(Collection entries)
^^^^^^^^^^^^^^^^

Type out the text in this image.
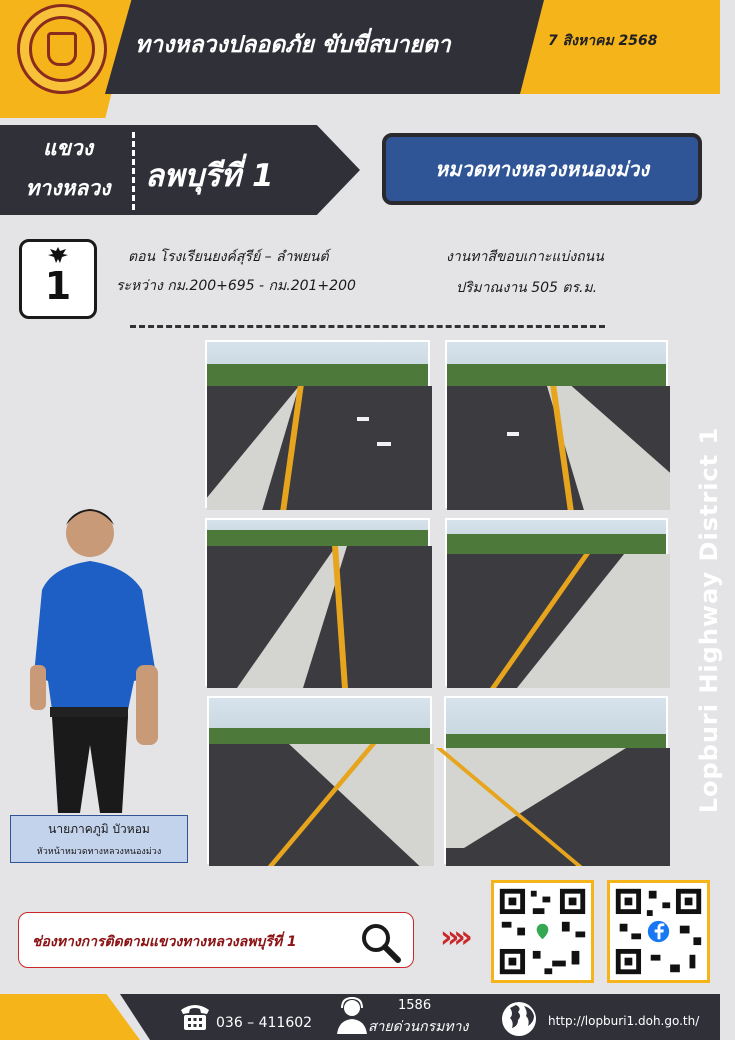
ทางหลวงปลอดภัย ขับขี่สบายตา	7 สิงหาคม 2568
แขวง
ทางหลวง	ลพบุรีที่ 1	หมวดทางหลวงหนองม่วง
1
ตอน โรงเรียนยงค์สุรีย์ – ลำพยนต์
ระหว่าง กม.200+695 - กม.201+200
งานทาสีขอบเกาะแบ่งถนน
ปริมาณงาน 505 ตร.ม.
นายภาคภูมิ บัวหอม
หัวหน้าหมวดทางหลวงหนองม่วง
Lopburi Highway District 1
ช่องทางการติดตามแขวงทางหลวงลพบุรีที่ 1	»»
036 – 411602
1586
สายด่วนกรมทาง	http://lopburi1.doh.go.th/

^^^^^^^^^^^^^^^^

What to do: Quote every line of the records above exactly; no picture is to be copied.

Result of the exercise:
Type out the text in this image.
ทางหลวงปลอดภัย ขับขี่สบายตา	7 สิงหาคม 2568
แขวง
ทางหลวง	ลพบุรีที่ 1	หมวดทางหลวงหนองม่วง
1
ตอน โรงเรียนยงค์สุรีย์ – ลำพยนต์
ระหว่าง กม.200+695 - กม.201+200
งานทาสีขอบเกาะแบ่งถนน
ปริมาณงาน 505 ตร.ม.
นายภาคภูมิ บัวหอม
หัวหน้าหมวดทางหลวงหนองม่วง
Lopburi Highway District 1
ช่องทางการติดตามแขวงทางหลวงลพบุรีที่ 1	»»
036 – 411602
1586
สายด่วนกรมทาง	http://lopburi1.doh.go.th/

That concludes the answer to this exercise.